═══ Listed entries ═══
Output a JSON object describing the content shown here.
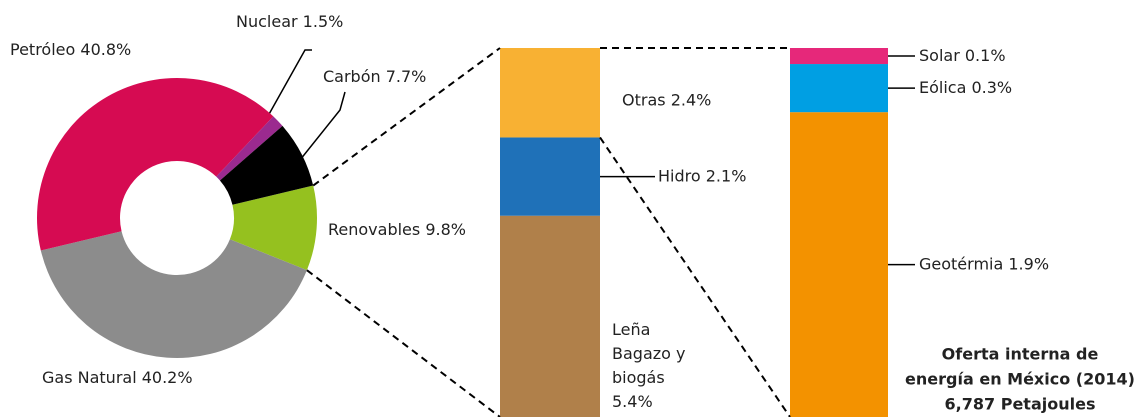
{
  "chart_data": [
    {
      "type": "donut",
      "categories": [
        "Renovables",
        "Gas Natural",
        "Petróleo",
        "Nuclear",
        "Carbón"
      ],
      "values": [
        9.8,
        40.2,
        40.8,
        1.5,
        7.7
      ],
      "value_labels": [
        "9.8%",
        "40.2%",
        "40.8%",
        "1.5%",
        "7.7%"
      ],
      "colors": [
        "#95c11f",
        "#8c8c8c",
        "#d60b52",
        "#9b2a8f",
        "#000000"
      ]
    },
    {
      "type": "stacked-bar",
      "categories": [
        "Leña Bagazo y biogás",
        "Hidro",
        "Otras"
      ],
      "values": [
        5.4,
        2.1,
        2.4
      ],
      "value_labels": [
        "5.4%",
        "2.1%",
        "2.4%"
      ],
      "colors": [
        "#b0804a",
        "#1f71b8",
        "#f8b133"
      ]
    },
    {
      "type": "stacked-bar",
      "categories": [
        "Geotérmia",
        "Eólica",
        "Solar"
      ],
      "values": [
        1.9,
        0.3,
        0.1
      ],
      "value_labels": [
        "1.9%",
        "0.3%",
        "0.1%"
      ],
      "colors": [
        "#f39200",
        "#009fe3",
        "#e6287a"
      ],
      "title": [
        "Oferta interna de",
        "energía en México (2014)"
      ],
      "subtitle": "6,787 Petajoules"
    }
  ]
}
═══
═══ Listed entries ═══
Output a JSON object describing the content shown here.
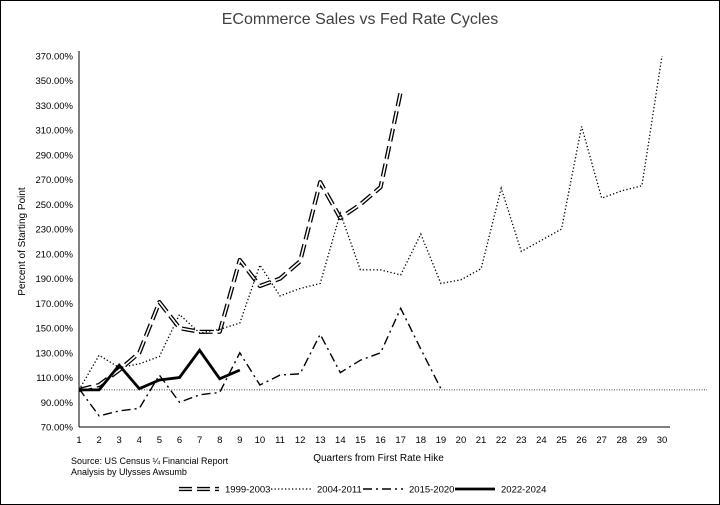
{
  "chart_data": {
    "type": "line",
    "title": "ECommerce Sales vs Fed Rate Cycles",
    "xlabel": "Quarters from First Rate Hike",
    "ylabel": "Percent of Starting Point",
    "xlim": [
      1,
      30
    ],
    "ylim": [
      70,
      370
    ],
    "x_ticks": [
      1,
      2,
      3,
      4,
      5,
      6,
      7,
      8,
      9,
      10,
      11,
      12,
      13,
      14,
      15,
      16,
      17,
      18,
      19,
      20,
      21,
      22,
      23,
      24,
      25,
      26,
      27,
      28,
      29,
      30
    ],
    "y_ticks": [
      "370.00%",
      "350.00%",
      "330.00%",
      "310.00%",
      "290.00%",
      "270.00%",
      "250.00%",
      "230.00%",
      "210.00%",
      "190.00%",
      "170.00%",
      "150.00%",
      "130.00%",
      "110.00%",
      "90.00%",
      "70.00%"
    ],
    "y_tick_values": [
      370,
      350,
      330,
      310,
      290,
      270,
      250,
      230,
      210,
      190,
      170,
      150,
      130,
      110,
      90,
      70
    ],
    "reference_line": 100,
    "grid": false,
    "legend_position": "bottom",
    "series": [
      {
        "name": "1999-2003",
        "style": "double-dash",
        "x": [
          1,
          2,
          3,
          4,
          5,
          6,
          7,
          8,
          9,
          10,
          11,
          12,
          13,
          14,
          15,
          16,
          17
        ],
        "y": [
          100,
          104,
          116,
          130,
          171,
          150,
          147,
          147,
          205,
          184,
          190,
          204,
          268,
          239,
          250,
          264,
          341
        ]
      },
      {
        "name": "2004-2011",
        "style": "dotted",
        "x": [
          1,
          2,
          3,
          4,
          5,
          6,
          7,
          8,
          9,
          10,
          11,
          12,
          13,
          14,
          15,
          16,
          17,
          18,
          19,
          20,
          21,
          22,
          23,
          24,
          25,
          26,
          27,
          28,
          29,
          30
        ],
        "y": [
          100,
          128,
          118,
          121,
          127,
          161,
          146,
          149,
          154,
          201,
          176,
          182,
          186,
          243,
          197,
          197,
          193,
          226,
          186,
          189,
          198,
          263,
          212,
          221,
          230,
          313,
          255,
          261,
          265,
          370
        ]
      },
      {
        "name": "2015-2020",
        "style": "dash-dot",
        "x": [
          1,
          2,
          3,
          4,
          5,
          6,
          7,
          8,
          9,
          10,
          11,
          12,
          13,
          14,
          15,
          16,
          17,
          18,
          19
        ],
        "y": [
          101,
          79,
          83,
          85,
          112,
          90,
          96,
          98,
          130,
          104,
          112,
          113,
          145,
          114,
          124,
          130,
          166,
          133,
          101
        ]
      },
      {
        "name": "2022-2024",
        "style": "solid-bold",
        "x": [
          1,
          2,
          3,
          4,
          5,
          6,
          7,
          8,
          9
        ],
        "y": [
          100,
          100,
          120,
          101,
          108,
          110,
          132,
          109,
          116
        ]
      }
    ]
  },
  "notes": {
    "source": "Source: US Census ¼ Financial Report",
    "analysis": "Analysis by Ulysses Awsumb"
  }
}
═══
• Your instructions
Find and copy every line in the entries above where the string "Rate" occurs.

• Exercise solution
    "title": "ECommerce Sales vs Fed Rate Cycles",
    "xlabel": "Quarters from First Rate Hike",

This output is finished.